Data entries:
>> begin
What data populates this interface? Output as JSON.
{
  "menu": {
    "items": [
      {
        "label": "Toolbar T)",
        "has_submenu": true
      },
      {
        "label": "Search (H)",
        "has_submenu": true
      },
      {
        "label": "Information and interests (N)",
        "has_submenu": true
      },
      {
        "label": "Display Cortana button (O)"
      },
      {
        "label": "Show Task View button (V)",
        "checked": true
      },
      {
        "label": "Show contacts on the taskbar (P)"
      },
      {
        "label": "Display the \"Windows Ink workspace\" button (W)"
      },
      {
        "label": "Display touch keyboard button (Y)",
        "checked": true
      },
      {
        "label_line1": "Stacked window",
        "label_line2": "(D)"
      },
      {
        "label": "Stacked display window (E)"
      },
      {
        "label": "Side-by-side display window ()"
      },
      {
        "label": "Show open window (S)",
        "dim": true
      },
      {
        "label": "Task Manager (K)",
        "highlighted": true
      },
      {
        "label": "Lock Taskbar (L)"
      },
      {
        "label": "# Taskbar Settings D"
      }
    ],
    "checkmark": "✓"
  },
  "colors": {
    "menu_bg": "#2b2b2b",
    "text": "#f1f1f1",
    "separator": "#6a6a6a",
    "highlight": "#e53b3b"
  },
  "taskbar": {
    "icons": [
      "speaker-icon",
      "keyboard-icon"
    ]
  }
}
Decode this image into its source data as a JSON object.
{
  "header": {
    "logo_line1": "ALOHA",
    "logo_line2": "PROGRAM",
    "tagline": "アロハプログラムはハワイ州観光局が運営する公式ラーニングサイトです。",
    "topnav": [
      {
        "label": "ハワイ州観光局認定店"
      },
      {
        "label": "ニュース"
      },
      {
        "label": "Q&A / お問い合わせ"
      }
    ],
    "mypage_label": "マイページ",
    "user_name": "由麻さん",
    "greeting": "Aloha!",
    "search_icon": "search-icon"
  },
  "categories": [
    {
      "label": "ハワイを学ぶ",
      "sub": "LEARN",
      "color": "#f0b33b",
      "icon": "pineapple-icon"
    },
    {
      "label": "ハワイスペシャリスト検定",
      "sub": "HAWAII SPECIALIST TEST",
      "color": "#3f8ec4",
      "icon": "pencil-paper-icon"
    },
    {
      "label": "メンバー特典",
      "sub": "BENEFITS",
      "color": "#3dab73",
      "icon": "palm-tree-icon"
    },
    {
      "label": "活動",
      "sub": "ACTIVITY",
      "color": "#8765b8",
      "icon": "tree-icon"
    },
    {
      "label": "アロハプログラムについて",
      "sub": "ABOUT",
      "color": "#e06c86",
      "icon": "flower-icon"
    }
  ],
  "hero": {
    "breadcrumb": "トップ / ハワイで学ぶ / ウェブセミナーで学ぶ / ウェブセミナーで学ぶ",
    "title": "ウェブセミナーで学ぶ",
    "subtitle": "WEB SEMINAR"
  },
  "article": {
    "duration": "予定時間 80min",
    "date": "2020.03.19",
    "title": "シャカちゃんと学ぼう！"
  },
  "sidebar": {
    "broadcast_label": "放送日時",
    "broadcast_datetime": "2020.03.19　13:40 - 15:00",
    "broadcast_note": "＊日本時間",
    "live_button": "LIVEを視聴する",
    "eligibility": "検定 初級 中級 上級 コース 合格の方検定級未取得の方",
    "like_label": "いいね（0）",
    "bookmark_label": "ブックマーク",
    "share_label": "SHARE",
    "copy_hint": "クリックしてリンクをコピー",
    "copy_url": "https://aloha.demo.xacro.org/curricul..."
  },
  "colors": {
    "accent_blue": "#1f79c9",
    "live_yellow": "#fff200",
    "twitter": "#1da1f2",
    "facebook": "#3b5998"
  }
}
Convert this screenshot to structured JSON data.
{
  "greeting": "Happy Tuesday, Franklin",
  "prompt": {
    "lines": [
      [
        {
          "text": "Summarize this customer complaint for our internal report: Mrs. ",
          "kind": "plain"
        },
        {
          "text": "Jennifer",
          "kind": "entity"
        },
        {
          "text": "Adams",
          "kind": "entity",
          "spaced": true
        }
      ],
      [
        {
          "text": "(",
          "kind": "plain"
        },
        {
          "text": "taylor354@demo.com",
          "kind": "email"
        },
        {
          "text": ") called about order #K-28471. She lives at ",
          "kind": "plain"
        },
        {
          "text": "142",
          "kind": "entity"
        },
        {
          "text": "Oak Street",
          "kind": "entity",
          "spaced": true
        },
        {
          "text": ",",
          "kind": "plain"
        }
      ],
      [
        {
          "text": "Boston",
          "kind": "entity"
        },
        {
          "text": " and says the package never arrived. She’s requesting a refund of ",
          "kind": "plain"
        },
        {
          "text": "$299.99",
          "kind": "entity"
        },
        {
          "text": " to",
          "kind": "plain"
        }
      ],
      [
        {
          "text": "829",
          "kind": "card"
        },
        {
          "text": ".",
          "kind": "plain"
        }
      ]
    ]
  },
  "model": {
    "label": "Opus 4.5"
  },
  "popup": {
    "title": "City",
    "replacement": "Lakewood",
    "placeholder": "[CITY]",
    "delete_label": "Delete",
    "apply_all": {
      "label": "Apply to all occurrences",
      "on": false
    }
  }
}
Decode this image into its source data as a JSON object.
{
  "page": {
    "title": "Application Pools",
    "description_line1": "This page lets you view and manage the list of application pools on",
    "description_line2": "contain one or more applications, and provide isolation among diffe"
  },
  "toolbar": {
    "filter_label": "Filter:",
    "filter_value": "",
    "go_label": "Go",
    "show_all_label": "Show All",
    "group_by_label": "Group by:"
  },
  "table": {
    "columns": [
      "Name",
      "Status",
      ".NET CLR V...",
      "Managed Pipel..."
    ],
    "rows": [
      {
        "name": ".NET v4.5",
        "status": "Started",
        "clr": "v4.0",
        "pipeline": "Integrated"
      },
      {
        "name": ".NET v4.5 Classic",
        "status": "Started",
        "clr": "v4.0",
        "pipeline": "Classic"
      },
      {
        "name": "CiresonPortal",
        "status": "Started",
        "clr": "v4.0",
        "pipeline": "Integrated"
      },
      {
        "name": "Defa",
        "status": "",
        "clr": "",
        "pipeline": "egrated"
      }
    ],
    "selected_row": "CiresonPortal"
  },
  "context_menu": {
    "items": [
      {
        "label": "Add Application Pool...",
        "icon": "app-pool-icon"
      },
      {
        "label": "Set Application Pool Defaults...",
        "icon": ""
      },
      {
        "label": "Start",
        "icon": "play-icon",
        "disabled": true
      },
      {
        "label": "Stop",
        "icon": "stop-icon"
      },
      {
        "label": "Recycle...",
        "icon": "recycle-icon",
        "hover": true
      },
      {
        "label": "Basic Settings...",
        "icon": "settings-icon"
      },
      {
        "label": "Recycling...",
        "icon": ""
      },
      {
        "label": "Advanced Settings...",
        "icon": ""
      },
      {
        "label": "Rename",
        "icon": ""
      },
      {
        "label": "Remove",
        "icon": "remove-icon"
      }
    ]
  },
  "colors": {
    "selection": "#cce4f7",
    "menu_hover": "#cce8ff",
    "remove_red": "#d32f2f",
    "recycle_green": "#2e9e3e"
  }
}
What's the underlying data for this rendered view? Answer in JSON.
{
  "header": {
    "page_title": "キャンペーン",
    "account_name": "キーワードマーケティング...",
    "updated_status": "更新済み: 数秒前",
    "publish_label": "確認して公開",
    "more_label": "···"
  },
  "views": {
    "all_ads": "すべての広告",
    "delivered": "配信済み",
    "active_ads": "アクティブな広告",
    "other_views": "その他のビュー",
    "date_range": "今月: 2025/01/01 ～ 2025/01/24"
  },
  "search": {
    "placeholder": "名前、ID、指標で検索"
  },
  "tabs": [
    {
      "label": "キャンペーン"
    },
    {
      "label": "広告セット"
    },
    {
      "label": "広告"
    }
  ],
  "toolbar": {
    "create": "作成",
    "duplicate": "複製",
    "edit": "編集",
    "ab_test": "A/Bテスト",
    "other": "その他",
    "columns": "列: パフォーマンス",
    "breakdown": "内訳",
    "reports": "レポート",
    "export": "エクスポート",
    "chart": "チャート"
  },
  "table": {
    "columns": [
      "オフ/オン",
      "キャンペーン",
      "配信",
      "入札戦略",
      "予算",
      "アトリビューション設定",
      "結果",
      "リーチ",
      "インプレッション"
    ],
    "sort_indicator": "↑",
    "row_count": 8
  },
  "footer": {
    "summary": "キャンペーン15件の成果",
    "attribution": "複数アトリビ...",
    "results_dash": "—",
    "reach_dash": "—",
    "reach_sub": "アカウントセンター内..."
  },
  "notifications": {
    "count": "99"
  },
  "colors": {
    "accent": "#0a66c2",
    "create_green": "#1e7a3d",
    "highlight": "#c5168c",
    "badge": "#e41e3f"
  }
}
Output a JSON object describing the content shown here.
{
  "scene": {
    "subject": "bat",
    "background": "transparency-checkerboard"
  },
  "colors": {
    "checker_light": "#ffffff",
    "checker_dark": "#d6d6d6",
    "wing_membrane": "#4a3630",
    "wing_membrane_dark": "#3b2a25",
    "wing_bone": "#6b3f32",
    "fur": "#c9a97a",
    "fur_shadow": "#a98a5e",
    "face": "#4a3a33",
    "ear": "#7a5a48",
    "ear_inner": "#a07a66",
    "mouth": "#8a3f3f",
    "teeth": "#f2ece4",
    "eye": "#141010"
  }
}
>> end
* [WHAT YOU HAVE TO DO] Locate the string "pipeline" in the listing above and copy every line where it occurs.

* [COMPLETE RESPONSE]
        "pipeline": "Integrated"
        "pipeline": "Classic"
        "pipeline": "Integrated"
        "pipeline": "egrated"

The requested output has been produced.